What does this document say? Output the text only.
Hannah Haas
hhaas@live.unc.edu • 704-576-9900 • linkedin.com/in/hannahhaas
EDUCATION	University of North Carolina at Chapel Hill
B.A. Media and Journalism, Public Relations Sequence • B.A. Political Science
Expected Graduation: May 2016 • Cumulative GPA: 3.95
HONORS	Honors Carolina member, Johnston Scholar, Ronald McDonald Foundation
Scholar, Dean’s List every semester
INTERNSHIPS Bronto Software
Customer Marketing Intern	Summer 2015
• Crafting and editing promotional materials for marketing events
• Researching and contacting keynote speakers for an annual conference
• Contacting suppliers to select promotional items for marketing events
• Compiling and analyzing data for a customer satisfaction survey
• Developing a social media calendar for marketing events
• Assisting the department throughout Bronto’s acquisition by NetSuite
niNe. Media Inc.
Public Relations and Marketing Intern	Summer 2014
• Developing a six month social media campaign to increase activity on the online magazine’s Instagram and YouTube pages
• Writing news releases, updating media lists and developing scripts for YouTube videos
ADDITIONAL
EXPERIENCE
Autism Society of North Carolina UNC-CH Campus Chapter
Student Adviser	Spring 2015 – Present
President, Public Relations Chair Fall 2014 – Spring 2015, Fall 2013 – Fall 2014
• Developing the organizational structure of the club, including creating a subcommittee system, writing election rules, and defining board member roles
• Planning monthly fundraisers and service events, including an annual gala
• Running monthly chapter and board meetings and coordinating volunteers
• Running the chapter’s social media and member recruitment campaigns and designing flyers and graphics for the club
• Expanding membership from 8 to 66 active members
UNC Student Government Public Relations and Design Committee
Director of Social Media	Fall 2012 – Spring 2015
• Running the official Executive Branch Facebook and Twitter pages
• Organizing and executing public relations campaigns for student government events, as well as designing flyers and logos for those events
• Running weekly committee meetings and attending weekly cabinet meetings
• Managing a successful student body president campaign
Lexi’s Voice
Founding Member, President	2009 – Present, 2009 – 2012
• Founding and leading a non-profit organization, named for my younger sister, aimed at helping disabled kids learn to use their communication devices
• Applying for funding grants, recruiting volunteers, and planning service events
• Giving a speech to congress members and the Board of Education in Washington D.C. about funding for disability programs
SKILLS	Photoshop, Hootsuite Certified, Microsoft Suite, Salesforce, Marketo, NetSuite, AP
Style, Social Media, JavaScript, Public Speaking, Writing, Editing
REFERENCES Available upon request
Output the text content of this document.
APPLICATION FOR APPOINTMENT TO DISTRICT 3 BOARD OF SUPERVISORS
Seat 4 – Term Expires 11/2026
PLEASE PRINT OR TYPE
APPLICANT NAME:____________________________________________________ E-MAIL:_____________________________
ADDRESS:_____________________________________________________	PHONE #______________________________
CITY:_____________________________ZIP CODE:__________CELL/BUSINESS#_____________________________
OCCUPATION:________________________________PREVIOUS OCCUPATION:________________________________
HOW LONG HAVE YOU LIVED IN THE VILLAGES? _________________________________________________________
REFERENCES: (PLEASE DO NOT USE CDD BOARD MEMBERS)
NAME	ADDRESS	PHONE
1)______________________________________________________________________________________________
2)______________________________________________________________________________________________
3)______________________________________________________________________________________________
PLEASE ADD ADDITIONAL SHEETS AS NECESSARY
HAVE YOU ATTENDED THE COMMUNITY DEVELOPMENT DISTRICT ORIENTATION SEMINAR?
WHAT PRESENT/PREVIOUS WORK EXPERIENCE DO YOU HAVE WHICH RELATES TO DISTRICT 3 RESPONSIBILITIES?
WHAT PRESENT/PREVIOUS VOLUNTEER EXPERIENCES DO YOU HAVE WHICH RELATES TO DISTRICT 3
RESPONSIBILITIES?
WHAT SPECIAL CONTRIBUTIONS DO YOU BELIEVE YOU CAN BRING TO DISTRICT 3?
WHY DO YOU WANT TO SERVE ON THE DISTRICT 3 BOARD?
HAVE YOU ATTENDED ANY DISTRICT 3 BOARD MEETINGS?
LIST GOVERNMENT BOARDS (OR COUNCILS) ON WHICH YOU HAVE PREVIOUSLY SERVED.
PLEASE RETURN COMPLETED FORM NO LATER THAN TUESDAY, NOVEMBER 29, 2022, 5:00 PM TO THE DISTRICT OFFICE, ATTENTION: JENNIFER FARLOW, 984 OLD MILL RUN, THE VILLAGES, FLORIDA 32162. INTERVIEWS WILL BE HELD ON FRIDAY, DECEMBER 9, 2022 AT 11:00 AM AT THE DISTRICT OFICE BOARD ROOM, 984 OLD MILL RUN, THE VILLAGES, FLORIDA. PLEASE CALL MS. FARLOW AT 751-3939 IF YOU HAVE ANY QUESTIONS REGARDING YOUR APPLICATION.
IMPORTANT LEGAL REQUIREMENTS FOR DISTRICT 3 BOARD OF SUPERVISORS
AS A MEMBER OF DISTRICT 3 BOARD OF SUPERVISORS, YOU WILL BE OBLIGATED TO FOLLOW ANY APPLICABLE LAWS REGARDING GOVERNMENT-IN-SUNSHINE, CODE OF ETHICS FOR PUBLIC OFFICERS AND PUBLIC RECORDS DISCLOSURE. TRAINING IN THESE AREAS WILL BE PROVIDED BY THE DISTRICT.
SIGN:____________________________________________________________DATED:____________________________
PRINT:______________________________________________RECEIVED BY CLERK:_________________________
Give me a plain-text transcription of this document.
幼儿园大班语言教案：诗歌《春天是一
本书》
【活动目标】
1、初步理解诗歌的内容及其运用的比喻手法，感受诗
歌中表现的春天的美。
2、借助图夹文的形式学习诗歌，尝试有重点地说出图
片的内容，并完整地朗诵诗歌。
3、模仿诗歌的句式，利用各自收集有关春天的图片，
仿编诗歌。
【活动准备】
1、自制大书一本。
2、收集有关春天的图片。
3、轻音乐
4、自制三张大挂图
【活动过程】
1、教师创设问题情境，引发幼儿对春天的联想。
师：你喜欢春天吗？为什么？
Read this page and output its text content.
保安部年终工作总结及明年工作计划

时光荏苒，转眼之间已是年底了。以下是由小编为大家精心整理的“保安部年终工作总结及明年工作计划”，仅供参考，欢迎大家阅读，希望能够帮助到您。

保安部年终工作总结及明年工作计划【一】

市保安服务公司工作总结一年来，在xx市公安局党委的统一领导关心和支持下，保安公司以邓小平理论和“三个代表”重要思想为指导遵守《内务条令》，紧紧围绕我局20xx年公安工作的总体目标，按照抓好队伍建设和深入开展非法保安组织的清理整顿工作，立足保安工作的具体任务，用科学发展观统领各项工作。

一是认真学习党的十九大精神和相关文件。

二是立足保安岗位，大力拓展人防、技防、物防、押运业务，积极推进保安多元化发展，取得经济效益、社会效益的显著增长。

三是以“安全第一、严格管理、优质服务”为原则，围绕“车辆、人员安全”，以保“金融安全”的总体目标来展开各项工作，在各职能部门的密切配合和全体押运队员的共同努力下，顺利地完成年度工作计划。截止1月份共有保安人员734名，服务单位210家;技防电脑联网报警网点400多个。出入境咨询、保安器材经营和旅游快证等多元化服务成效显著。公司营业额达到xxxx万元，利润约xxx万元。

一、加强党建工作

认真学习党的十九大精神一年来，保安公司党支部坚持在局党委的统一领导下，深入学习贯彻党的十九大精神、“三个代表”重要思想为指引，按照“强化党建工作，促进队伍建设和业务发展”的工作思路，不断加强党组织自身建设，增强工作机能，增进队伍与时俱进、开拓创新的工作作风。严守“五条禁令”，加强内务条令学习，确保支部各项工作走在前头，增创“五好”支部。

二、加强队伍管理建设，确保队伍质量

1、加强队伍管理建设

^^^^^^^^^^^^^^^^

Stated exercise :: Pick out every line above that holds the word "designing" and copy it.

Result below ::
• Running the chapter’s social media and member recruitment campaigns and designing flyers and graphics for the club
• Organizing and executing public relations campaigns for student government events, as well as designing flyers and logos for those events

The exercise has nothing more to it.